### ACTIVITY
Out of the records below, copy all lines in which the word "status" occurs.

-=-=-=-=-

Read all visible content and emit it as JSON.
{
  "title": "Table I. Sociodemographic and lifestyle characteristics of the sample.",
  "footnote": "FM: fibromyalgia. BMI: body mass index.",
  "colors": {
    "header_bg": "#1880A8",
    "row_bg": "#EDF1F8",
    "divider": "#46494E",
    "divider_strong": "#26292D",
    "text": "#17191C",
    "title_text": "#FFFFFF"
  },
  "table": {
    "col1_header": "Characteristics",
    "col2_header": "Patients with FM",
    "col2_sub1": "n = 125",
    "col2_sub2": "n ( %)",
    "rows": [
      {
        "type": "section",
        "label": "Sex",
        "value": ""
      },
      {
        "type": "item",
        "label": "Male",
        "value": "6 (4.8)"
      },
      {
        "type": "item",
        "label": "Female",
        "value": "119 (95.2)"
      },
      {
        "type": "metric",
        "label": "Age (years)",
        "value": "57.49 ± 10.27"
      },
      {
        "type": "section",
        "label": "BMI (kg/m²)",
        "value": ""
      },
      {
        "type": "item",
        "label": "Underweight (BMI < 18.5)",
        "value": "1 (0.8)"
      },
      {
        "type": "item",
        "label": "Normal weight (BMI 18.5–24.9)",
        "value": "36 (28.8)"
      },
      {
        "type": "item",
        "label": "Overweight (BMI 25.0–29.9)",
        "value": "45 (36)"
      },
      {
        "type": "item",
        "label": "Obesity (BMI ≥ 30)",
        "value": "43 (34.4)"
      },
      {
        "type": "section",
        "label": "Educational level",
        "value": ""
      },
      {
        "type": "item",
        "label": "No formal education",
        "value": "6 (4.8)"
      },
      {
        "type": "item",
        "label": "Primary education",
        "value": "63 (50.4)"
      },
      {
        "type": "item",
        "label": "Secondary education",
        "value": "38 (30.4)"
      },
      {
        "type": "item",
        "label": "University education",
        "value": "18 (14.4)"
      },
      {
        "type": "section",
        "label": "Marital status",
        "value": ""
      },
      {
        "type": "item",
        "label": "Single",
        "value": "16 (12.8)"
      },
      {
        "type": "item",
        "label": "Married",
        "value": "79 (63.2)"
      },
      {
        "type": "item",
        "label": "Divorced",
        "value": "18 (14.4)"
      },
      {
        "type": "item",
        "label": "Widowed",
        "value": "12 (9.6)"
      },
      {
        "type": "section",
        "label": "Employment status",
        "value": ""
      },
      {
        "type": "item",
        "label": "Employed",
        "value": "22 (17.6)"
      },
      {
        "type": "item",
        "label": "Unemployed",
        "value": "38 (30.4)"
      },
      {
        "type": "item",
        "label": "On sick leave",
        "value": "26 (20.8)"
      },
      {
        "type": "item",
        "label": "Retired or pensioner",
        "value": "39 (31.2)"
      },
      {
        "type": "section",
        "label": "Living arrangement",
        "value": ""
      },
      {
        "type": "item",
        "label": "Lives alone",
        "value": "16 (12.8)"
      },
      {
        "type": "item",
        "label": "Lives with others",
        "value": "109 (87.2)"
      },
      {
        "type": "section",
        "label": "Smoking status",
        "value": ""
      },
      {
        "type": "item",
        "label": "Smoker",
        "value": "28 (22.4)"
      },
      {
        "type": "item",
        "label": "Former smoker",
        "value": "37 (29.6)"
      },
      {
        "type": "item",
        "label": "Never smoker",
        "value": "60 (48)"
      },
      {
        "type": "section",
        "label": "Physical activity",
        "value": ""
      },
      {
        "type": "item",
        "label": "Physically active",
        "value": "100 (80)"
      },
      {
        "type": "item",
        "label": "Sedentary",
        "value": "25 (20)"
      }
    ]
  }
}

-=-=-=-=-

### ANSWER BOX
        "label": "Marital status",
        "label": "Employment status",
        "label": "Smoking status",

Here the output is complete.